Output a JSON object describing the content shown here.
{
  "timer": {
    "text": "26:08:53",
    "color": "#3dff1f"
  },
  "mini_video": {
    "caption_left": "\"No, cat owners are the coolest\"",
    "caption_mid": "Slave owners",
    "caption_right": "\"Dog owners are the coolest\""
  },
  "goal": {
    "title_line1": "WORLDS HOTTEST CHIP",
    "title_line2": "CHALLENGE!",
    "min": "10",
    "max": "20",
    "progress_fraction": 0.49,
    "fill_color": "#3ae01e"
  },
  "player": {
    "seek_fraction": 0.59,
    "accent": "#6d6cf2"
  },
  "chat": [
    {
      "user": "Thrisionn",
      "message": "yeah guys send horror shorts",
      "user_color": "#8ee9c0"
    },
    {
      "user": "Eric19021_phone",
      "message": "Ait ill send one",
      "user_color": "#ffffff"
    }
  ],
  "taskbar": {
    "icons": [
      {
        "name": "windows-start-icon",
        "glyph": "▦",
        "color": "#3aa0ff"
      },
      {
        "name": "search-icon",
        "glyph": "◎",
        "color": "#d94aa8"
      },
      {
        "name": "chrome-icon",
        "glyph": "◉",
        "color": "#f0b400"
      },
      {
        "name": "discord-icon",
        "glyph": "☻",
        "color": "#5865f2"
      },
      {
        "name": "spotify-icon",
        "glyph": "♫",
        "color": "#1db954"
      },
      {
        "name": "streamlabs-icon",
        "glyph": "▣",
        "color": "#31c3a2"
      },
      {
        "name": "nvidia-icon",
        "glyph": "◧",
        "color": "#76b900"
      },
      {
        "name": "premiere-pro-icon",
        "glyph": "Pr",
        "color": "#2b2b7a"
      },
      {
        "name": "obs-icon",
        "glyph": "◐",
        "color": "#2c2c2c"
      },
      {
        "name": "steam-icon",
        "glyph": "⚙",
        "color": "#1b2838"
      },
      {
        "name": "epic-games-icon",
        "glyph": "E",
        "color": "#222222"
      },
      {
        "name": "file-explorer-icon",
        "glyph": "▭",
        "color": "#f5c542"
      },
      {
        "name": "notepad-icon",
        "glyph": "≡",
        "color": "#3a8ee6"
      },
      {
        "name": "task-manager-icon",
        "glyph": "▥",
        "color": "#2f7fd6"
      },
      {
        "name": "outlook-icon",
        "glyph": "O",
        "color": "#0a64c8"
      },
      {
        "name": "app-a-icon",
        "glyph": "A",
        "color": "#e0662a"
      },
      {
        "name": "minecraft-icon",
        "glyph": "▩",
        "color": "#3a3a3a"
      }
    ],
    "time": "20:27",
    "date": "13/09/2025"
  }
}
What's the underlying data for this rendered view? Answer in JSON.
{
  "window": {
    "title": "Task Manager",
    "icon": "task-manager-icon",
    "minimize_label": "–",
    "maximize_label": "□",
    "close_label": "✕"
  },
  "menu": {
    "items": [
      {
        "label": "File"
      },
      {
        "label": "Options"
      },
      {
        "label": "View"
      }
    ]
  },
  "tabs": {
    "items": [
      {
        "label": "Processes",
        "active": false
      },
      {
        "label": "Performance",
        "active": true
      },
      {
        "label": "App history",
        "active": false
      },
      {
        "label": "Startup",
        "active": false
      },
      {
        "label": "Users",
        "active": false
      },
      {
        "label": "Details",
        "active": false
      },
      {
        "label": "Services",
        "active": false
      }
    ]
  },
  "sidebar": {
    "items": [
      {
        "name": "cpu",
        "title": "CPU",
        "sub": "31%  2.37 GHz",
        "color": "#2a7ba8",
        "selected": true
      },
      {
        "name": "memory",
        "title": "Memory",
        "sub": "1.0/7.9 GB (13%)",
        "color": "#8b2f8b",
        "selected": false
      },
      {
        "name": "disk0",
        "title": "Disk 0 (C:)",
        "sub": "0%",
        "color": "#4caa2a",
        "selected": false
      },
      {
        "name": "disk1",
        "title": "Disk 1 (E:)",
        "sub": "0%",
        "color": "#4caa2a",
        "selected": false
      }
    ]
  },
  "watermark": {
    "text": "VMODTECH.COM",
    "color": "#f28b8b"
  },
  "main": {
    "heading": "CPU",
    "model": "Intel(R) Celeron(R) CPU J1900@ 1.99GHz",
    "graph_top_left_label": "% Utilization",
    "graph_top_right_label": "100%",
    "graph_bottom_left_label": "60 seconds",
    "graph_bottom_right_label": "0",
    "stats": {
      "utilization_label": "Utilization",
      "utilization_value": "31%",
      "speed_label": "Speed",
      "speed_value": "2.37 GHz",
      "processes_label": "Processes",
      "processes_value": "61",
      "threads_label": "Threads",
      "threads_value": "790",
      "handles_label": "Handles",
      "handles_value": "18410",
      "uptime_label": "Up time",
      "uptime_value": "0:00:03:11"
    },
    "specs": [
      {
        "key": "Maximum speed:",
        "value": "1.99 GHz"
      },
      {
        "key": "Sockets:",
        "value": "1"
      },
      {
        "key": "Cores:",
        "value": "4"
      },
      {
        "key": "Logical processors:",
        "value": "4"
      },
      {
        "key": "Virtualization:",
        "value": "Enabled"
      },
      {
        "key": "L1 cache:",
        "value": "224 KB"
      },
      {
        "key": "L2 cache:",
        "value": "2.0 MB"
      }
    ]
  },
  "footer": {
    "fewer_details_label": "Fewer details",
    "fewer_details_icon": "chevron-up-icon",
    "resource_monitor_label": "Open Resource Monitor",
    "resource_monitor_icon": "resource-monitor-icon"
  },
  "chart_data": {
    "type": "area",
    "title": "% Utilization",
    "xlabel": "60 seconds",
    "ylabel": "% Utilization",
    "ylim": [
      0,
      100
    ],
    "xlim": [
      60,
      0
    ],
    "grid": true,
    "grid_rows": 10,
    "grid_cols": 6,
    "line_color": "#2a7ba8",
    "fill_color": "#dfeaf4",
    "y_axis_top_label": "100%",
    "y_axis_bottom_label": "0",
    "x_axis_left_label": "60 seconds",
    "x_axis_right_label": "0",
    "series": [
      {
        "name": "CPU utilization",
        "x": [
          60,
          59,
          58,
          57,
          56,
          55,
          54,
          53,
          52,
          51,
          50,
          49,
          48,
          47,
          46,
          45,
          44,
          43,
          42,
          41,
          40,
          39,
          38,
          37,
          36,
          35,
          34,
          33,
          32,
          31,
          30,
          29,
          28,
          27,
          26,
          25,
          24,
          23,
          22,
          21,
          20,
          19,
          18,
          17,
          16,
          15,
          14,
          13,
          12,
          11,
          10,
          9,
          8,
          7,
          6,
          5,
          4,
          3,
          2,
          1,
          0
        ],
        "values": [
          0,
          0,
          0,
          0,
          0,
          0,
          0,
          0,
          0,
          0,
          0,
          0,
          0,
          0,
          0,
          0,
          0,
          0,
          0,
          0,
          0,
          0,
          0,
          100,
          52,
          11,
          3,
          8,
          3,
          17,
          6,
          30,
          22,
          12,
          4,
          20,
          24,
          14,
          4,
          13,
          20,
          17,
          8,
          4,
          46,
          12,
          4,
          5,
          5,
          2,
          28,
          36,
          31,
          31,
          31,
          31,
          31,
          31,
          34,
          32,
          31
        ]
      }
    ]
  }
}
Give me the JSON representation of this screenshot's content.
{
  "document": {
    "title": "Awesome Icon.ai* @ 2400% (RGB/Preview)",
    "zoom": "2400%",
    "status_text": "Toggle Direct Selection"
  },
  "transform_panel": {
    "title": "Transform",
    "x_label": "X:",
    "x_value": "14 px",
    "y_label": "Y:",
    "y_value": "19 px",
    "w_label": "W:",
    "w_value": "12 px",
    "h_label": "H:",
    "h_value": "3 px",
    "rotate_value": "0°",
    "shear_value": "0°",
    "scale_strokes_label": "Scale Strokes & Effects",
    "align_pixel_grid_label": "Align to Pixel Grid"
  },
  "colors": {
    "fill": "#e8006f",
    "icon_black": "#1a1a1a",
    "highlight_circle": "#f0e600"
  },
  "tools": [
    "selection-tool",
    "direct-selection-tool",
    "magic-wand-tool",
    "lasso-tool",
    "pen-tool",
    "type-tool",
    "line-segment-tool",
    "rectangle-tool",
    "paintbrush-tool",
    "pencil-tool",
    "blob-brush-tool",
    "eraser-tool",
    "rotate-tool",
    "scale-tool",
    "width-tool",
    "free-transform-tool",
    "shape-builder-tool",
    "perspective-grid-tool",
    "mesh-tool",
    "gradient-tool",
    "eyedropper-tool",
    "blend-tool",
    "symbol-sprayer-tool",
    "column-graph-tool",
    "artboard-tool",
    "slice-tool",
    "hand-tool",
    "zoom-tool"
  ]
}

Exercise ::
Scan the listing above for the word "this" and copy every line that holds it.

Complete response ::
What's the underlying data for this rendered view? Answer in JSON.
Give me the JSON representation of this screenshot's content.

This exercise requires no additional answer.